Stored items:
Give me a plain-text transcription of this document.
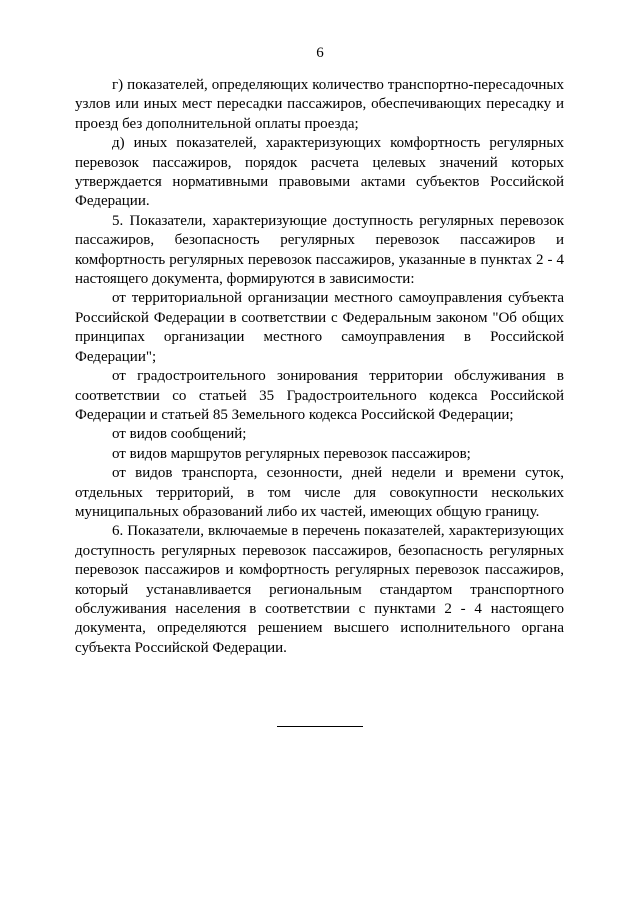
6

г) показателей, определяющих количество транспортно-пересадочных узлов или иных мест пересадки пассажиров, обеспечивающих пересадку и проезд без дополнительной оплаты проезда;

д) иных показателей, характеризующих комфортность регулярных перевозок пассажиров, порядок расчета целевых значений которых утверждается нормативными правовыми актами субъектов Российской Федерации.

5. Показатели, характеризующие доступность регулярных перевозок пассажиров, безопасность регулярных перевозок пассажиров и комфортность регулярных перевозок пассажиров, указанные в пунктах 2 - 4 настоящего документа, формируются в зависимости:

от территориальной организации местного самоуправления субъекта Российской Федерации в соответствии с Федеральным законом "Об общих принципах организации местного самоуправления в Российской Федерации";

от градостроительного зонирования территории обслуживания в соответствии со статьей 35 Градостроительного кодекса Российской Федерации и статьей 85 Земельного кодекса Российской Федерации;

от видов сообщений;

от видов маршрутов регулярных перевозок пассажиров;

от видов транспорта, сезонности, дней недели и времени суток, отдельных территорий, в том числе для совокупности нескольких муниципальных образований либо их частей, имеющих общую границу.

6. Показатели, включаемые в перечень показателей, характеризующих доступность регулярных перевозок пассажиров, безопасность регулярных перевозок пассажиров и комфортность регулярных перевозок пассажиров, который устанавливается региональным стандартом транспортного обслуживания населения в соответствии с пунктами 2 - 4 настоящего документа, определяются решением высшего исполнительного органа субъекта Российской Федерации.
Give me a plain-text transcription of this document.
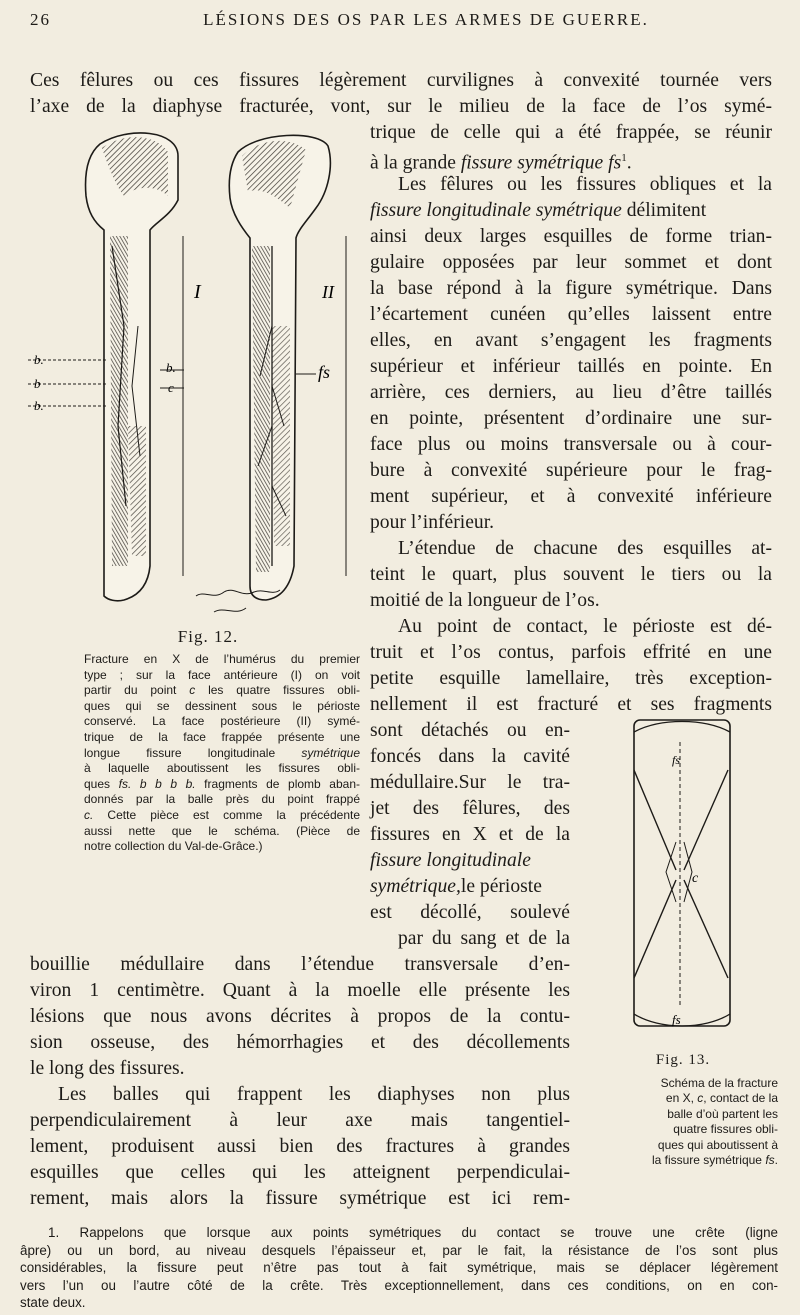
26	LÉSIONS DES OS PAR LES ARMES DE GUERRE.
Ces fêlures ou ces fissures légèrement curvilignes à convexité tournée vers
l’axe de la diaphyse fracturée, vont, sur le milieu de la face de l’os symé-
trique de celle qui a été frappée, se réunir
à la grande fissure symétrique $fs^1$.
Les fêlures ou les fissures obliques et la
fissure longitudinale symétrique délimitent
ainsi deux larges esquilles de forme trian-
gulaire opposées par leur sommet et dont
la base répond à la figure symétrique. Dans
l’écartement cunéen qu’elles laissent entre
elles, en avant s’engagent les fragments
supérieur et inférieur taillés en pointe. En
arrière, ces derniers, au lieu d’être taillés
en pointe, présentent d’ordinaire une sur-
face plus ou moins transversale ou à cour-
bure à convexité supérieure pour le frag-
ment supérieur, et à convexité inférieure
pour l’inférieur.
L’étendue de chacune des esquilles at-
teint le quart, plus souvent le tiers ou la
moitié de la longueur de l’os.
Au point de contact, le périoste est dé-
truit et l’os contus, parfois effrité en une
petite esquille lamellaire, très exception-
nellement il est fracturé et ses fragments
sont détachés ou en-
foncés dans la cavité
médullaire.Sur le tra-
jet des fêlures, des
fissures en X et de la
fissure longitudinale
symétrique,le périoste
est décollé, soulevé
par du sang et de la
bouillie médullaire dans l’étendue transversale d’en-
viron 1 centimètre. Quant à la moelle elle présente les
lésions que nous avons décrites à propos de la contu-
sion osseuse, des hémorrhagies et des décollements
le long des fissures.
Les balles qui frappent les diaphyses non plus
perpendiculairement à leur axe mais tangentiel-
lement, produisent aussi bien des fractures à grandes
esquilles que celles qui les atteignent perpendiculai-
rement, mais alors la fissure symétrique est ici rem-
I	II
b.
c
fs
b.
b
b.
Fig. 12.
Fracture en X de l’humérus du premier
type ; sur la face antérieure (I) on voit
partir du point c les quatre fissures obli-
ques qui se dessinent sous le périoste
conservé. La face postérieure (II) symé-
trique de la face frappée présente une
longue fissure longitudinale symétrique
à laquelle aboutissent les fissures obli-
ques fs. b b b b. fragments de plomb aban-
donnés par la balle près du point frappé
c. Cette pièce est comme la précédente
aussi nette que le schéma. (Pièce de
notre collection du Val-de-Grâce.)
fs
c
fs
Fig. 13.
Schéma de la fracture
en X, c, contact de la
balle d’où partent les
quatre fissures obli-
ques qui aboutissent à
la fissure symétrique fs.
1. Rappelons que lorsque aux points symétriques du contact se trouve une crête (ligne
âpre) ou un bord, au niveau desquels l’épaisseur et, par le fait, la résistance de l’os sont plus
considérables, la fissure peut n’être pas tout à fait symétrique, mais se déplacer légèrement
vers l’un ou l’autre côté de la crête. Très exceptionnellement, dans ces conditions, on en con-
state deux.
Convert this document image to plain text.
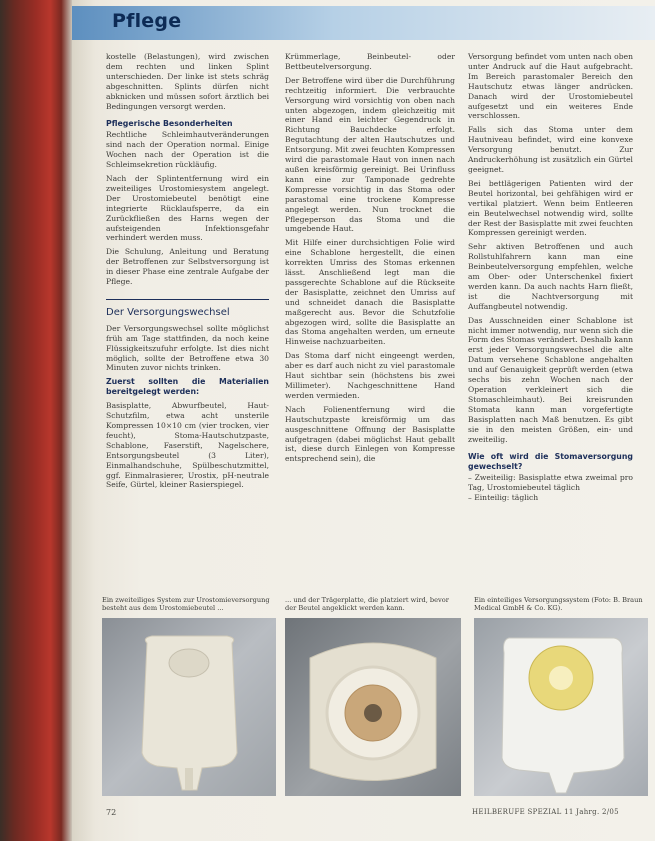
Pflege

kostelle (Belastungen), wird zwischen dem rechten und linken Splint unterschieden. Der linke ist stets schräg abgeschnitten. Splints dürfen nicht abknicken und müssen sofort ärztlich bei Bedingungen versorgt werden.

Pflegerische Besonderheiten

Rechtliche Schleimhautveränderungen sind nach der Operation normal. Einige Wochen nach der Operation ist die Schleimsekretion rückläufig.

Nach der Splintentfernung wird ein zweiteiliges Urostomiesystem angelegt. Der Urostomiebeutel benötigt eine integrierte Rücklaufsperre, da ein Zurückfließen des Harns wegen der aufsteigenden Infektionsgefahr verhindert werden muss.

Die Schulung, Anleitung und Beratung der Betroffenen zur Selbstversorgung ist in dieser Phase eine zentrale Aufgabe der Pflege.

Der Versorgungswechsel

Der Versorgungswechsel sollte möglichst früh am Tage stattfinden, da noch keine Flüssigkeitszufuhr erfolgte. Ist dies nicht möglich, sollte der Betroffene etwa 30 Minuten zuvor nichts trinken.

Zuerst sollten die Materialien bereitgelegt werden:

Basisplatte, Abwurfbeutel, Haut-Schutzfilm, etwa acht unsterile Kompressen 10×10 cm (vier trocken, vier feucht), Stoma-Hautschutzpaste, Schablone, Faserstift, Nagelschere, Entsorgungsbeutel (3 Liter), Einmalhandschuhe, Spülbeschutzmittel, ggf. Einmalrasierer, Urostix, pH-neutrale Seife, Gürtel, kleiner Rasierspiegel.

Krümmerlage, Beinbeutel- oder Bettbeutelversorgung.

Der Betroffene wird über die Durchführung rechtzeitig informiert. Die verbrauchte Versorgung wird vorsichtig von oben nach unten abgezogen, indem gleichzeitig mit einer Hand ein leichter Gegendruck in Richtung Bauchdecke erfolgt. Begutachtung der alten Hautschutzes und Entsorgung. Mit zwei feuchten Kompressen wird die parastomale Haut von innen nach außen kreisförmig gereinigt. Bei Urinfluss kann eine zur Tamponade gedrehte Kompresse vorsichtig in das Stoma oder parastomal eine trockene Kompresse angelegt werden. Nun trocknet die Pflegeperson das Stoma und die umgebende Haut.

Mit Hilfe einer durchsichtigen Folie wird eine Schablone hergestellt, die einen korrekten Umriss des Stomas erkennen lässt. Anschließend legt man die passgerechte Schablone auf die Rückseite der Basisplatte, zeichnet den Umriss auf und schneidet danach die Basisplatte maßgerecht aus. Bevor die Schutzfolie abgezogen wird, sollte die Basisplatte an das Stoma angehalten werden, um erneute Hinweise nachzuarbeiten.

Das Stoma darf nicht eingeengt werden, aber es darf auch nicht zu viel parastomale Haut sichtbar sein (höchstens bis zwei Millimeter). Nachgeschnittene Hand werden vermieden.

Nach Folienentfernung wird die Hautschutzpaste kreisförmig um das ausgeschnittene Offnung der Basisplatte aufgetragen (dabei möglichst Haut geballt ist, diese durch Einlegen von Kompresse entsprechend sein), die

Versorgung befindet vom unten nach oben unter Andruck auf die Haut aufgebracht. Im Bereich parastomaler Bereich den Hautschutz etwas länger andrücken. Danach wird der Urostomiebeutel aufgesetzt und ein weiteres Ende verschlossen.

Falls sich das Stoma unter dem Hautniveau befindet, wird eine konvexe Versorgung benutzt. Zur Andruckerhöhung ist zusätzlich ein Gürtel geeignet.

Bei bettlägerigen Patienten wird der Beutel horizontal, bei gehfähigen wird er vertikal platziert. Wenn beim Entleeren ein Beutelwechsel notwendig wird, sollte der Rest der Basisplatte mit zwei feuchten Kompressen gereinigt werden.

Sehr aktiven Betroffenen und auch Rollstuhlfahrern kann man eine Beinbeutelversorgung empfehlen, welche am Ober- oder Unterschenkel fixiert werden kann. Da auch nachts Harn fließt, ist die Nachtversorgung mit Auffangbeutel notwendig.

Das Ausschneiden einer Schablone ist nicht immer notwendig, nur wenn sich die Form des Stomas verändert. Deshalb kann erst jeder Versorgungswechsel die alte Datum versehene Schablone angehalten und auf Genauigkeit geprüft werden (etwa sechs bis zehn Wochen nach der Operation verkleinert sich die Stomaschleimhaut). Bei kreisrunden Stomata kann man vorgefertigte Basisplatten nach Maß benutzen. Es gibt sie in den meisten Größen, ein- und zweiteilig.

Wie oft wird die Stomaversorgung gewechselt?
– Zweiteilig: Basisplatte etwa zweimal pro Tag, Urostomiebeutel täglich
– Einteilig: täglich
Ein zweiteiliges System zur Urostomieversorgung besteht aus dem Urostomiebeutel ...
... und der Trägerplatte, die platziert wird, bevor der Beutel angeklickt werden kann.
Ein einteiliges Versorgungssystem (Foto: B. Braun Medical GmbH & Co. KG).
72	HEILBERUFE SPEZIAL 11 Jahrg. 2/05
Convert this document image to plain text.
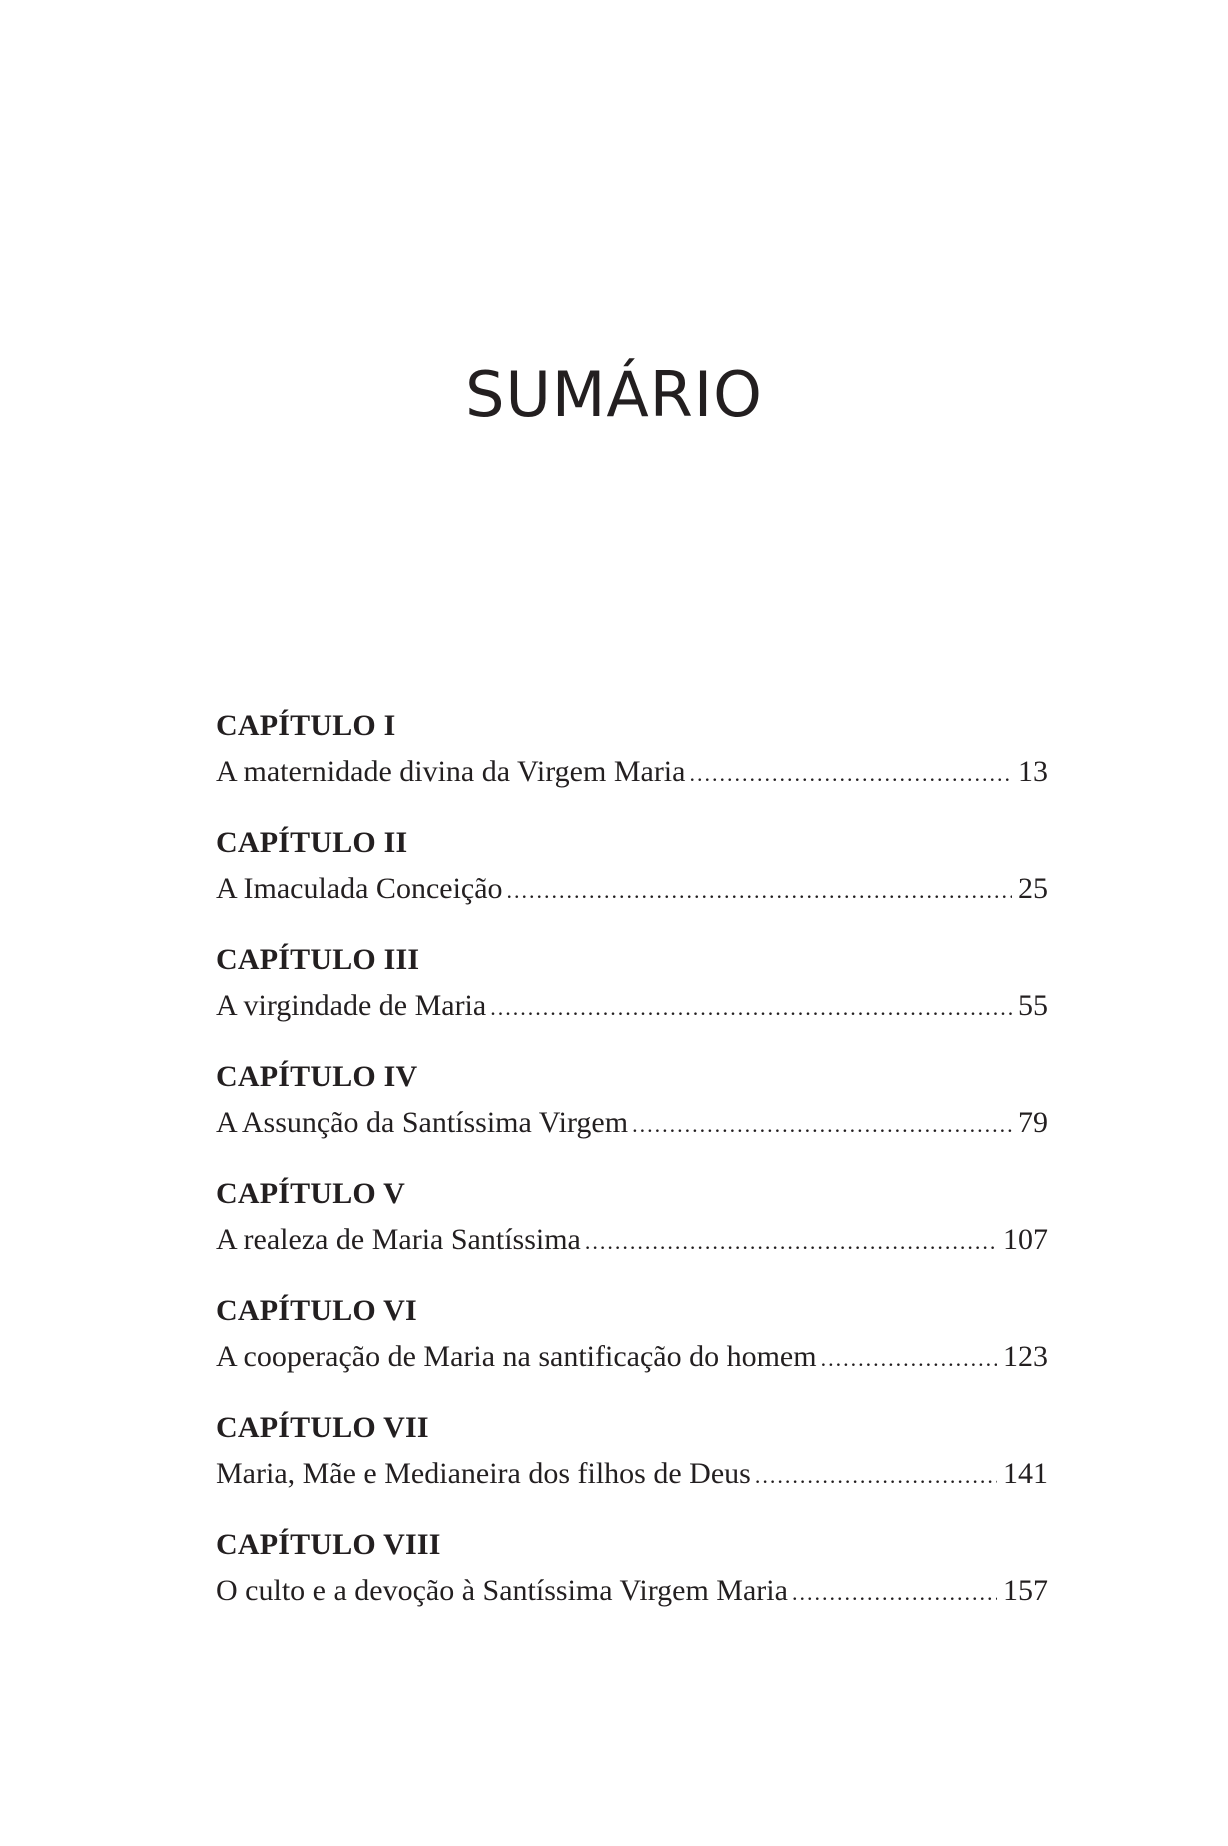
SUMÁRIO
CAPÍTULO I
A maternidade divina da Virgem Maria .....	13
CAPÍTULO II
A Imaculada Conceição .....	25
CAPÍTULO III
A virgindade de Maria .....	55
CAPÍTULO IV
A Assunção da Santíssima Virgem .....	79
CAPÍTULO V
A realeza de Maria Santíssima .....	107
CAPÍTULO VI
A cooperação de Maria na santificação do homem .....	123
CAPÍTULO VII
Maria, Mãe e Medianeira dos filhos de Deus .....	141
CAPÍTULO VIII
O culto e a devoção à Santíssima Virgem Maria .....	157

--- What is needed ---
Identify every line above that includes the word "Maria", and show those lines.

--- Full output ---
A maternidade divina da Virgem Maria .....	13
A virgindade de Maria .....	55
A realeza de Maria Santíssima .....	107
A cooperação de Maria na santificação do homem .....	123
Maria, Mãe e Medianeira dos filhos de Deus .....	141
O culto e a devoção à Santíssima Virgem Maria .....	157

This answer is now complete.